• WHAT YOU NEED TO DO
Determine how many lines carry the word "ylabel". Output that number only.
◇ ◇ ◇ ◇ ◇ ◇ ◇
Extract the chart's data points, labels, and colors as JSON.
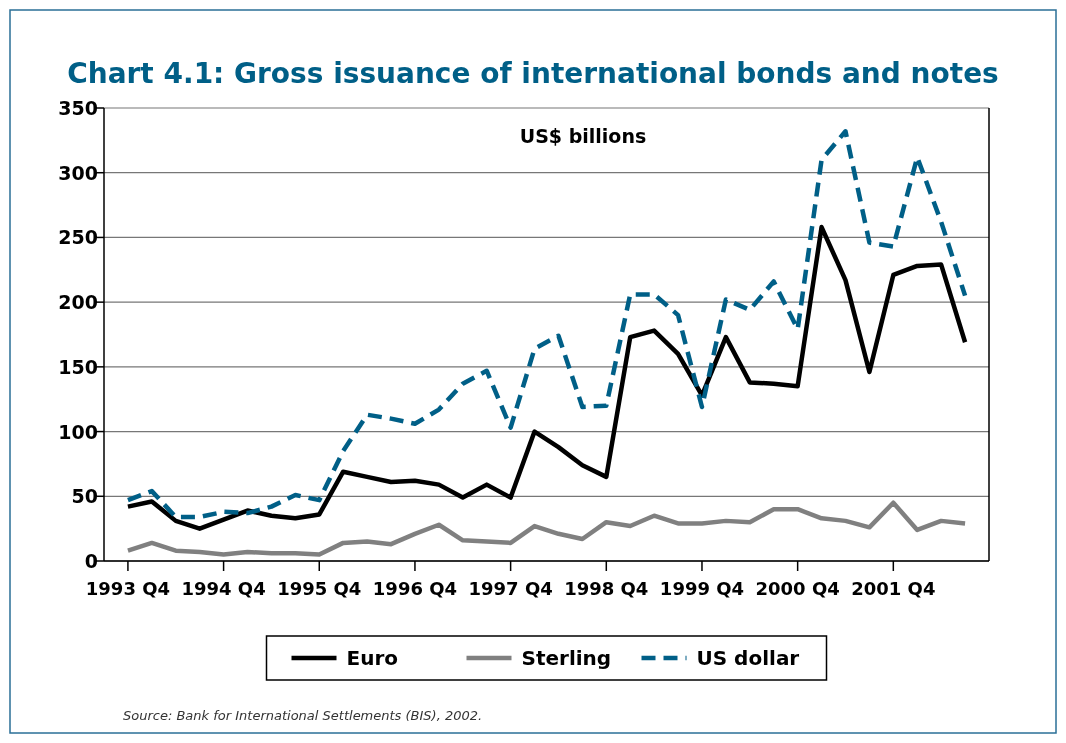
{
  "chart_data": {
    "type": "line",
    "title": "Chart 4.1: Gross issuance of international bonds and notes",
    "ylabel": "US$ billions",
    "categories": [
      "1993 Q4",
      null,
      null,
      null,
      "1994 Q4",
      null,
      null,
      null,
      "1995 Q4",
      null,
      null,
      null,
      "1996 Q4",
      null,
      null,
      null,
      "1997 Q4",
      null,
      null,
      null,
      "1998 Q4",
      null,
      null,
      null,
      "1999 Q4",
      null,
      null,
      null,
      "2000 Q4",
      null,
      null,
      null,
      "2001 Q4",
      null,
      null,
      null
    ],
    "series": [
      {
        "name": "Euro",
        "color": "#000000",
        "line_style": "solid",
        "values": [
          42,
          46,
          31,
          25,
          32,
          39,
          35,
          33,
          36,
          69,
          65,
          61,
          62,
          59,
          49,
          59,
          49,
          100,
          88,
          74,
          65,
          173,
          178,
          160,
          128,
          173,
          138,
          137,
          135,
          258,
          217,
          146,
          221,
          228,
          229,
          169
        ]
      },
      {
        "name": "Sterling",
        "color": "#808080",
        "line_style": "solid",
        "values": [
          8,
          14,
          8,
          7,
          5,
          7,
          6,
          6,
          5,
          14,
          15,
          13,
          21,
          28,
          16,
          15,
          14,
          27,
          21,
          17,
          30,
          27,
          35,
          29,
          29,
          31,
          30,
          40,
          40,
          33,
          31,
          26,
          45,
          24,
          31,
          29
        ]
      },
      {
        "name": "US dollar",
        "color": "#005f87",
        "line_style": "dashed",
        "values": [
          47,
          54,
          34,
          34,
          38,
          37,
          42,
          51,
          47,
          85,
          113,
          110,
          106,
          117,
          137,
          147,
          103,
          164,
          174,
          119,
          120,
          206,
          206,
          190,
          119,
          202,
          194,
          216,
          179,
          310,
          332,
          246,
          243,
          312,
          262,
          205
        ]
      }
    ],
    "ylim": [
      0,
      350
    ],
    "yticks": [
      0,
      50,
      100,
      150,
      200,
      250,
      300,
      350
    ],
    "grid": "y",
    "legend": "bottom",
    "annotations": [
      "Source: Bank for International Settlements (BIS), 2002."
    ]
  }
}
◇ ◇ ◇ ◇ ◇ ◇ ◇
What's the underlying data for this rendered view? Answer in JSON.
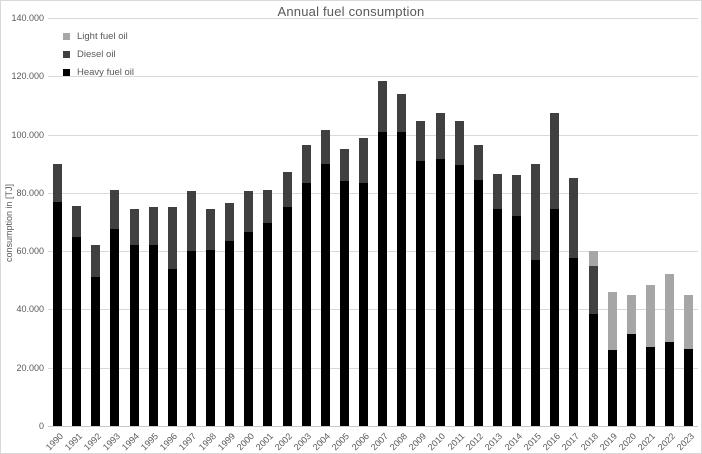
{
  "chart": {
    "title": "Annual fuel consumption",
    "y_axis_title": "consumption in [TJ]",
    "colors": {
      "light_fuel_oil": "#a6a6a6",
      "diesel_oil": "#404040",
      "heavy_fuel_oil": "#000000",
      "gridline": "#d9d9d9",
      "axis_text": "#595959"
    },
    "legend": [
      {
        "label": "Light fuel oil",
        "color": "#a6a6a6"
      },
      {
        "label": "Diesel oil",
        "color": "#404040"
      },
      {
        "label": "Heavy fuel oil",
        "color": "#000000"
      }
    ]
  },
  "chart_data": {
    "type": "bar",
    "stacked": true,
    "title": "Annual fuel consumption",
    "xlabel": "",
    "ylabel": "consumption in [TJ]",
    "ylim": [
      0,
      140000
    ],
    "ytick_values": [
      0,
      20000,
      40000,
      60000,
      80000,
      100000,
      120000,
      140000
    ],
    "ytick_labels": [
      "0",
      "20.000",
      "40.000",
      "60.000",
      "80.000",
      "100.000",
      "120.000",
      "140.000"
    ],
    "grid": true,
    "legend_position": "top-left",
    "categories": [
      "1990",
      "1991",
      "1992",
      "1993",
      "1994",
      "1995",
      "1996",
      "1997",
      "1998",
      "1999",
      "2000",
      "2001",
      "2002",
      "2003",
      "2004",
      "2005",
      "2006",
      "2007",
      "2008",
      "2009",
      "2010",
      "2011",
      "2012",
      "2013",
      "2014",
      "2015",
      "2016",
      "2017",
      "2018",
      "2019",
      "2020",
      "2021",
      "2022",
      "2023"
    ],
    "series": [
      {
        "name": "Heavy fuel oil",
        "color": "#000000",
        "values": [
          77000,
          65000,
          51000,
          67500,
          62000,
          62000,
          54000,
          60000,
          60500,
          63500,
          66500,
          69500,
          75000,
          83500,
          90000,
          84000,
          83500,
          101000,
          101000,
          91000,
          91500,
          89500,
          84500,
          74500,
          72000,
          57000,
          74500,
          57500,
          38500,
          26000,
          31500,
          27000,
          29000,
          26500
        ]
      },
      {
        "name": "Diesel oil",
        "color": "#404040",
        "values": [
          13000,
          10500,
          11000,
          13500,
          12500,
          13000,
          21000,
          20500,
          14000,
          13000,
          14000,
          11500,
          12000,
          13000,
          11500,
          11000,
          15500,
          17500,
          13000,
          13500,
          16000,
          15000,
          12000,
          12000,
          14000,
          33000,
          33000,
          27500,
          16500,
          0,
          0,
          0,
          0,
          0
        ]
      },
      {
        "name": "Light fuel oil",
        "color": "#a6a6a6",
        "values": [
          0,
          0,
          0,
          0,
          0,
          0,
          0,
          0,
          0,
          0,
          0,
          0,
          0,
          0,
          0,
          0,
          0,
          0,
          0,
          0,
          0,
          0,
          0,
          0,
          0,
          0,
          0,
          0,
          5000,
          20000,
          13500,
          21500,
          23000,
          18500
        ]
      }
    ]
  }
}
◇ ◇ ◇ ◇ ◇ ◇ ◇
• COMPLETE OUTPUT
2